Problem description: Write out each record below exactly as it appears, with no pictures.
--------------------------------
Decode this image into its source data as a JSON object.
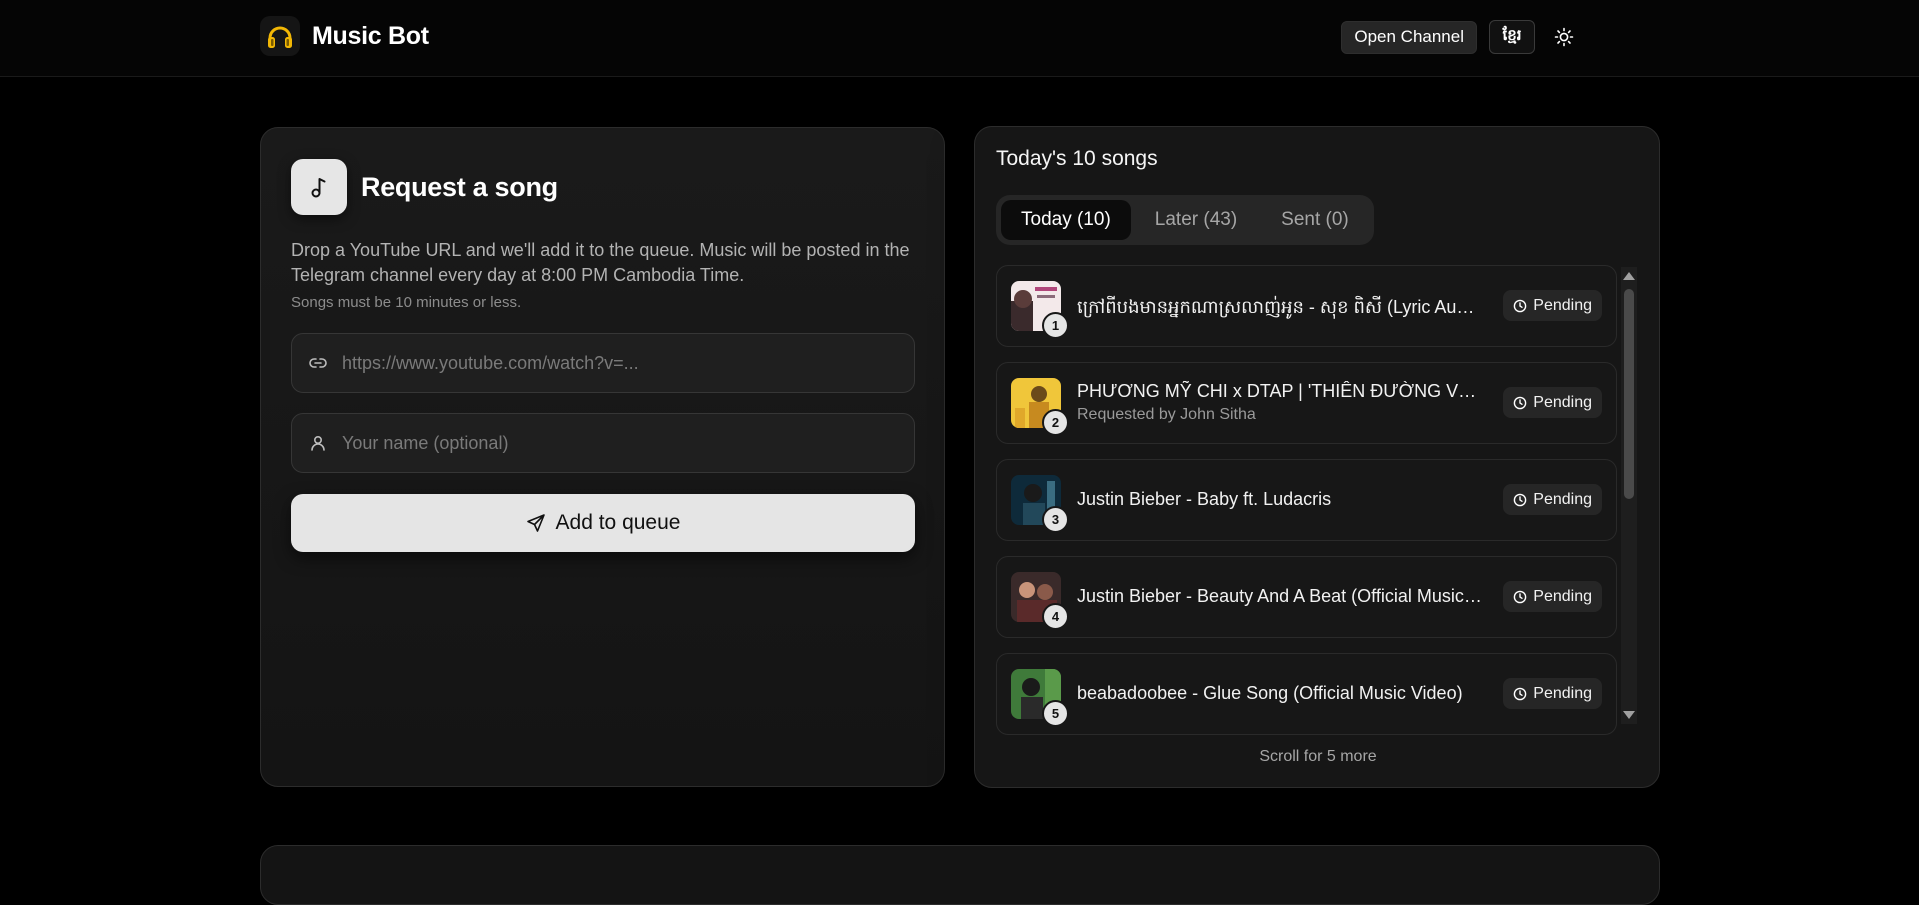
{
  "header": {
    "app_name": "Music Bot",
    "open_channel_label": "Open Channel",
    "language_label": "ខ្មែរ"
  },
  "request": {
    "title": "Request a song",
    "description": "Drop a YouTube URL and we'll add it to the queue. Music will be posted in the Telegram channel every day at 8:00 PM Cambodia Time.",
    "note": "Songs must be 10 minutes or less.",
    "url_placeholder": "https://www.youtube.com/watch?v=...",
    "name_placeholder": "Your name (optional)",
    "submit_label": "Add to queue"
  },
  "queue": {
    "title": "Today's 10 songs",
    "tabs": [
      {
        "label": "Today (10)",
        "active": true
      },
      {
        "label": "Later (43)",
        "active": false
      },
      {
        "label": "Sent (0)",
        "active": false
      }
    ],
    "songs": [
      {
        "num": "1",
        "title": "ក្រៅពីបងមានអ្នកណាស្រលាញ់អូន - សុខ ពិសី (Lyric Audio)",
        "requested_by": "",
        "status": "Pending"
      },
      {
        "num": "2",
        "title": "PHƯƠNG MỸ CHI x DTAP | 'THIÊN ĐƯỜNG VỚI EM'",
        "requested_by": "Requested by John Sitha",
        "status": "Pending"
      },
      {
        "num": "3",
        "title": "Justin Bieber - Baby ft. Ludacris",
        "requested_by": "",
        "status": "Pending"
      },
      {
        "num": "4",
        "title": "Justin Bieber - Beauty And A Beat (Official Music Video)",
        "requested_by": "",
        "status": "Pending"
      },
      {
        "num": "5",
        "title": "beabadoobee - Glue Song (Official Music Video)",
        "requested_by": "",
        "status": "Pending"
      }
    ],
    "more_label": "Scroll for 5 more"
  },
  "colors": {
    "background": "#000000",
    "card": "#161616",
    "accent_button": "#e5e5e5",
    "logo_yellow": "#f2b705"
  }
}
--------------------------------
Final result:
Decode this image into its source data as a JSON object.
{
  "header": {
    "app_name": "Music Bot",
    "open_channel_label": "Open Channel",
    "language_label": "ខ្មែរ"
  },
  "request": {
    "title": "Request a song",
    "description": "Drop a YouTube URL and we'll add it to the queue. Music will be posted in the Telegram channel every day at 8:00 PM Cambodia Time.",
    "note": "Songs must be 10 minutes or less.",
    "url_placeholder": "https://www.youtube.com/watch?v=...",
    "name_placeholder": "Your name (optional)",
    "submit_label": "Add to queue"
  },
  "queue": {
    "title": "Today's 10 songs",
    "tabs": [
      {
        "label": "Today (10)",
        "active": true
      },
      {
        "label": "Later (43)",
        "active": false
      },
      {
        "label": "Sent (0)",
        "active": false
      }
    ],
    "songs": [
      {
        "num": "1",
        "title": "ក្រៅពីបងមានអ្នកណាស្រលាញ់អូន - សុខ ពិសី (Lyric Audio)",
        "requested_by": "",
        "status": "Pending"
      },
      {
        "num": "2",
        "title": "PHƯƠNG MỸ CHI x DTAP | 'THIÊN ĐƯỜNG VỚI EM'",
        "requested_by": "Requested by John Sitha",
        "status": "Pending"
      },
      {
        "num": "3",
        "title": "Justin Bieber - Baby ft. Ludacris",
        "requested_by": "",
        "status": "Pending"
      },
      {
        "num": "4",
        "title": "Justin Bieber - Beauty And A Beat (Official Music Video)",
        "requested_by": "",
        "status": "Pending"
      },
      {
        "num": "5",
        "title": "beabadoobee - Glue Song (Official Music Video)",
        "requested_by": "",
        "status": "Pending"
      }
    ],
    "more_label": "Scroll for 5 more"
  },
  "colors": {
    "background": "#000000",
    "card": "#161616",
    "accent_button": "#e5e5e5",
    "logo_yellow": "#f2b705"
  }
}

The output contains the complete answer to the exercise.